*** EXCERPTED TEXT ***

Strength and weakness of this study
The strength of our study includes a large cohort study, performed on consecutive patients with various types of duct-dependent pulmonary circulation lesions. However, we do acknowledge that, we may have possibly missed a few patients during this period that underwent ductus arteriosus stenting without prior CT, for example patients with membranous pulmonary atresia intact ventricular septum planned for radiofrequency valvotomy only and those who required emergency procedure (e.g. Blalock–Taussig–Thomas shunt). Our institutional practice is biased towards ductus arteriosus stenting as the preferred palliative treatment.
What can this study add to current practice?
In patients with duct-dependent pulmonary circulation and difficulty in assessing the ductus arteriosus anatomy on echocardiogram for the suitability of ductal stenting, CT provides a valuable tool in depicting the ductus arteriosus morphology and pulmonary artery anatomy for patient selection and pre-procedural planning. This will avoid unnecessary invasive procedures in unsuitable patients. In addition, it may also be beneficial for the surgeons to decide on the site of shunt placement to the more compromised branch, lessen the risk of complications (e.g. shunt stenosis in a hypoplastic pulmonary artery or, over-shunting in a patient with large ductus) and need for concurrent pulmonary artery reconstruction.
Conclusions
CT provides a detail delineation of ductus arteriosus morphology and its effect on the pulmonary artery anatomy in duct-dependent pulmonary circulation. The key finding in this study is distinct ductus arteriosus patterns exist in the origin, degree of tortuosity, and presence of branch pulmonary artery stenosis at the site of insertion in different types of ventricle morphology. Patients with uni- and biventricular morphology have a significantly higher percentage of ductus arteriosus arising from the aortic arch (type II) and subclavian artery (type III) compared to pulmonary atresia intact ventricular septum patients, who usually have ductus arteriosus from the descending aorta (type I). However, in pulmonary atresia with intact ventricular septum with unipartite right ventricle, the majority of patients had type II patent ductus arteriosus.

*** RECORDED INFORMATION ***

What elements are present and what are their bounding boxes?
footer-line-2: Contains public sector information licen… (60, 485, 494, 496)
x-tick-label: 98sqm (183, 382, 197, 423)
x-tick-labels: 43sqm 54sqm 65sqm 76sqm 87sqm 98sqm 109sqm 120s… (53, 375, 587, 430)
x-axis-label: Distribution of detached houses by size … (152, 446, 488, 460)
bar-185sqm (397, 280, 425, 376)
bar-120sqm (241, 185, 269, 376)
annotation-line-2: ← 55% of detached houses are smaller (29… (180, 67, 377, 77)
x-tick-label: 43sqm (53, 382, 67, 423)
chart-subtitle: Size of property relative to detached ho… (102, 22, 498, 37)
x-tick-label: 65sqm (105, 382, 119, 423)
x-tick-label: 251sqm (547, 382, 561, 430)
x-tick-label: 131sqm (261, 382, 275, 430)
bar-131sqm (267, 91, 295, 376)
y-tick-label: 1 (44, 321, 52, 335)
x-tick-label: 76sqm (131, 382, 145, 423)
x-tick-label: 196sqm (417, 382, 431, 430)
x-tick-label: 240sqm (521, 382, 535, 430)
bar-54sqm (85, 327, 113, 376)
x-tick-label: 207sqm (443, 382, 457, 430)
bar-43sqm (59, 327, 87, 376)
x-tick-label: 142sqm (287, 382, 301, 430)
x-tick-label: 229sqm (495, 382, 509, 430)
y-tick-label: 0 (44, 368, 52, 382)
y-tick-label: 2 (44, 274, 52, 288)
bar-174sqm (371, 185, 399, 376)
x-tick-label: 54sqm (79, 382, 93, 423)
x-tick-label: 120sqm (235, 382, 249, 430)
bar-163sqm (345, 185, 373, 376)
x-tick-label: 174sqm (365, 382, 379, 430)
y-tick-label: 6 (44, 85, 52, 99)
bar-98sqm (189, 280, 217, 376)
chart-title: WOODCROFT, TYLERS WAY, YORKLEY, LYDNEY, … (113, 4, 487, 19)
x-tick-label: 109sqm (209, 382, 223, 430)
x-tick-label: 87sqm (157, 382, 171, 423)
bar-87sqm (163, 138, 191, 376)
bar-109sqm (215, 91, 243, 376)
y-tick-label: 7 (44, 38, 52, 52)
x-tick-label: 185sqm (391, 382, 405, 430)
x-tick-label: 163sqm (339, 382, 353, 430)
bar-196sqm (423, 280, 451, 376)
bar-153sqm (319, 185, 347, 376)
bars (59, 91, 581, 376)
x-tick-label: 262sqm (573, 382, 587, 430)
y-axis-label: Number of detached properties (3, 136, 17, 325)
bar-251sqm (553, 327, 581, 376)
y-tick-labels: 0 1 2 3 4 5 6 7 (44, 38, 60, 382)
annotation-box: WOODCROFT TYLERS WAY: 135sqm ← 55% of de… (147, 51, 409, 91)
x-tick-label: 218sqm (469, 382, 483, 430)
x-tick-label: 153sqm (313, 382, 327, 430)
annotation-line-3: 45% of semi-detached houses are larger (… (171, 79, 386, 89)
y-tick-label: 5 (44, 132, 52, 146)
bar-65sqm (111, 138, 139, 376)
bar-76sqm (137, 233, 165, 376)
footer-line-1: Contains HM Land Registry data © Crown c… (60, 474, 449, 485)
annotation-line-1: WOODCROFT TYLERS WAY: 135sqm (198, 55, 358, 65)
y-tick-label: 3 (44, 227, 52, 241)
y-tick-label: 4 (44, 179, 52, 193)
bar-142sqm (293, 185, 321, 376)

***

**ACTIVITY LIST:**
#1 In the study excerpt, what does the institution's practice favor as the preferred palliative treatment?
#2 Extract the words of the study excerpt from "What can this" to "pulmonary artery reconstruction.".
The listing has nothing to do with the study excerpt.

**SOLUTIONS BELOW:**
#1 Ductus arteriosus stenting.

#2
What can this study add to current practice?
In patients with duct-dependent pulmonary circulation and difficulty in assessing the ductus arteriosus anatomy on echocardiogram for the suitability of ductal stenting, CT provides a valuable tool in depicting the ductus arteriosus morphology and pulmonary artery anatomy for patient selection and pre-procedural planning. This will avoid unnecessary invasive procedures in unsuitable patients. In addition, it may also be beneficial for the surgeons to decide on the site of shunt placement to the more compromised branch, lessen the risk of complications (e.g. shunt stenosis in a hypoplastic pulmonary artery or, over-shunting in a patient with large ductus) and need for concurrent pulmonary artery reconstruction.